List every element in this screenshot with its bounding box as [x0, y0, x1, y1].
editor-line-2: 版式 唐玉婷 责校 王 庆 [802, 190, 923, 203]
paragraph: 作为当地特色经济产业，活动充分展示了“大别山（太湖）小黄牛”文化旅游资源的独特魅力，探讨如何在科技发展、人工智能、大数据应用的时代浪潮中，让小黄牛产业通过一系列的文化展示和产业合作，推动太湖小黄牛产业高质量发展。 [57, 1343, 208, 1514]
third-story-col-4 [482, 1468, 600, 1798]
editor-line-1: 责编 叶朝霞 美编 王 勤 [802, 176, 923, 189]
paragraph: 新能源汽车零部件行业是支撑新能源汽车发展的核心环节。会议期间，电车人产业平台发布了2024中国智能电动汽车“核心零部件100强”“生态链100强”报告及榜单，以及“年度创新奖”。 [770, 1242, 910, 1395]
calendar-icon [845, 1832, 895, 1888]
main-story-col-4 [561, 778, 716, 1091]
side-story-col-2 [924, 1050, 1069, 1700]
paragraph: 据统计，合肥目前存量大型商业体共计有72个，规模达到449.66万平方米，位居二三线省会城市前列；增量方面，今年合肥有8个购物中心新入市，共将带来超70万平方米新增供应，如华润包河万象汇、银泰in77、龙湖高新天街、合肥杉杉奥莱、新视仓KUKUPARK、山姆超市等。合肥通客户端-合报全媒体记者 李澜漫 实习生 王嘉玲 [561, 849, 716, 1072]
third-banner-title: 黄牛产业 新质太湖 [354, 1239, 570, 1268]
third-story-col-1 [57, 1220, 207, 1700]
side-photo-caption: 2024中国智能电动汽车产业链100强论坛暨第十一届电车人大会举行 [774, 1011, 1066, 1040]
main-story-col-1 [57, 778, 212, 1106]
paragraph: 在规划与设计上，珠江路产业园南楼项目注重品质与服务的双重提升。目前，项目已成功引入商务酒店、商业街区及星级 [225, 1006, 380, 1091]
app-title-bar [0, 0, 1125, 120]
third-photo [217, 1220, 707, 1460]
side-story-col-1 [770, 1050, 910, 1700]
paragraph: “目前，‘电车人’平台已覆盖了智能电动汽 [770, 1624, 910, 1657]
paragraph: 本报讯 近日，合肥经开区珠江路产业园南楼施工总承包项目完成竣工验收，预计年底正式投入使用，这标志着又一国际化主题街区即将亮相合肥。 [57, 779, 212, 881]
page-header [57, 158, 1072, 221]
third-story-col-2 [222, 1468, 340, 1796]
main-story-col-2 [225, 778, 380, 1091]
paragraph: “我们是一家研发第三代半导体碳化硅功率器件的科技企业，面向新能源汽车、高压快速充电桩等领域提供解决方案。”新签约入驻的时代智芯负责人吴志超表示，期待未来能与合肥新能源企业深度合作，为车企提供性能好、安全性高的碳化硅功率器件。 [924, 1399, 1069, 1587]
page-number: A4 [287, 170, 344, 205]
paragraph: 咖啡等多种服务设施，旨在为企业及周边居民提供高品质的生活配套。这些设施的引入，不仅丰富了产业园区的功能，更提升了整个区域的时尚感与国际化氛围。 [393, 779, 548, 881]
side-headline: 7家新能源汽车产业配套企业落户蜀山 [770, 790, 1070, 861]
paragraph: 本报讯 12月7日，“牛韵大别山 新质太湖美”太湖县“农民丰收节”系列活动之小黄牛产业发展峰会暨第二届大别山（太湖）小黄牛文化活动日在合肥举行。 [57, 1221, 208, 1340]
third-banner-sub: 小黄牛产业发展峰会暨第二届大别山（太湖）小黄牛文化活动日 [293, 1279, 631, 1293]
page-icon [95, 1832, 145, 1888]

○ ○ ○ ○ ○

**AIM:** Return every line of the entries above that contains the string "title", matching case exactly.

**THE RESULT:**
third-banner-title: 黄牛产业 新质太湖 [354, 1239, 570, 1268]
app-title-bar [0, 0, 1125, 120]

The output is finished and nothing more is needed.